TASK DETAILS: Rewrite every line of the records below as a numbered list, skipping any blank lines. Leave the pictures out of your answer.

THE DATA:

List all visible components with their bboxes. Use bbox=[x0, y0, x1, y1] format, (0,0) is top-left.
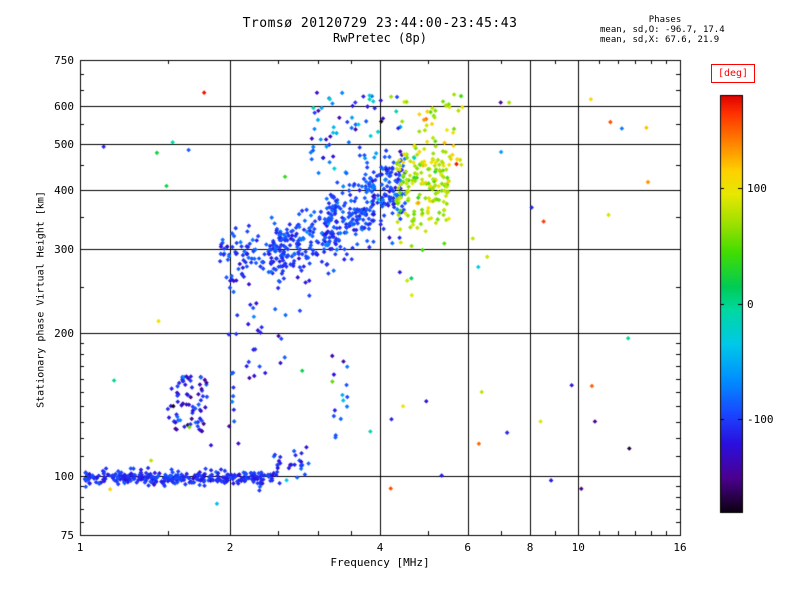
y-tick-label: 500 bbox=[54, 137, 74, 151]
plot-subtitle: RwPretec (8p) bbox=[333, 31, 427, 45]
x-tick-label: 2 bbox=[226, 541, 234, 554]
colorbar-tick-label: 100 bbox=[747, 181, 767, 195]
y-tick-label: 400 bbox=[54, 183, 74, 197]
y-tick-label: 300 bbox=[54, 243, 74, 257]
phase-stats-o-mode: mean, sd,O: -96.7, 17.4 bbox=[600, 25, 725, 35]
x-tick-label: 4 bbox=[376, 541, 384, 554]
x-tick-label: 6 bbox=[464, 541, 472, 554]
y-tick-label: 200 bbox=[54, 326, 74, 340]
y-tick-label: 75 bbox=[60, 529, 74, 542]
colorbar-unit-label: [deg] bbox=[711, 64, 755, 83]
y-tick-label: 750 bbox=[54, 54, 74, 67]
colorbar-tick-label: 0 bbox=[747, 297, 754, 311]
phase-stats-header: Phases bbox=[648, 15, 682, 25]
x-tick-label: 10 bbox=[571, 541, 585, 554]
x-axis-label: Frequency [MHz] bbox=[330, 556, 430, 569]
x-tick-label: 1 bbox=[76, 541, 84, 554]
y-tick-label: 100 bbox=[54, 469, 74, 483]
x-tick-label: 8 bbox=[526, 541, 534, 554]
x-tick-label: 16 bbox=[673, 541, 687, 554]
phase-stats-x-mode: mean, sd,X: 67.6, 21.9 bbox=[600, 35, 720, 45]
phase-stats-block: Phases mean, sd,O: -96.7, 17.4 mean, sd,… bbox=[600, 15, 768, 45]
y-tick-label: 600 bbox=[54, 100, 74, 114]
plot-title: Tromsø 20120729 23:44:00-23:45:43 bbox=[242, 16, 518, 31]
colorbar-tick-label: -100 bbox=[747, 413, 774, 427]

WRITTEN ANSWER:
1. List all visible components with their bboxes. Use bbox=[x0, y0, x1, y1] format, (0,0) is top-left.
2. y-tick-label: 500 bbox=[54, 137, 74, 151]
3. plot-subtitle: RwPretec (8p) bbox=[333, 31, 427, 45]
4. x-tick-label: 2 bbox=[226, 541, 234, 554]
5. colorbar-tick-label: 100 bbox=[747, 181, 767, 195]
6. y-tick-label: 400 bbox=[54, 183, 74, 197]
7. y-tick-label: 300 bbox=[54, 243, 74, 257]
8. phase-stats-o-mode: mean, sd,O: -96.7, 17.4 bbox=[600, 25, 725, 35]
9. x-tick-label: 4 bbox=[376, 541, 384, 554]
10. x-tick-label: 6 bbox=[464, 541, 472, 554]
11. y-tick-label: 200 bbox=[54, 326, 74, 340]
12. y-tick-label: 75 bbox=[60, 529, 74, 542]
13. colorbar-unit-label: [deg] bbox=[711, 64, 755, 83]
14. y-tick-label: 750 bbox=[54, 54, 74, 67]
15. colorbar-tick-label: 0 bbox=[747, 297, 754, 311]
16. phase-stats-header: Phases bbox=[648, 15, 682, 25]
17. x-tick-label: 10 bbox=[571, 541, 585, 554]
18. x-axis-label: Frequency [MHz] bbox=[330, 556, 430, 569]
19. x-tick-label: 1 bbox=[76, 541, 84, 554]
20. y-tick-label: 100 bbox=[54, 469, 74, 483]
21. x-tick-label: 8 bbox=[526, 541, 534, 554]
22. x-tick-label: 16 bbox=[673, 541, 687, 554]
23. phase-stats-x-mode: mean, sd,X: 67.6, 21.9 bbox=[600, 35, 720, 45]
24. phase-stats-block: Phases mean, sd,O: -96.7, 17.4 mean, sd,… bbox=[600, 15, 768, 45]
25. y-tick-label: 600 bbox=[54, 100, 74, 114]
26. plot-title: Tromsø 20120729 23:44:00-23:45:43 bbox=[242, 16, 518, 31]
27. colorbar-tick-label: -100 bbox=[747, 413, 774, 427]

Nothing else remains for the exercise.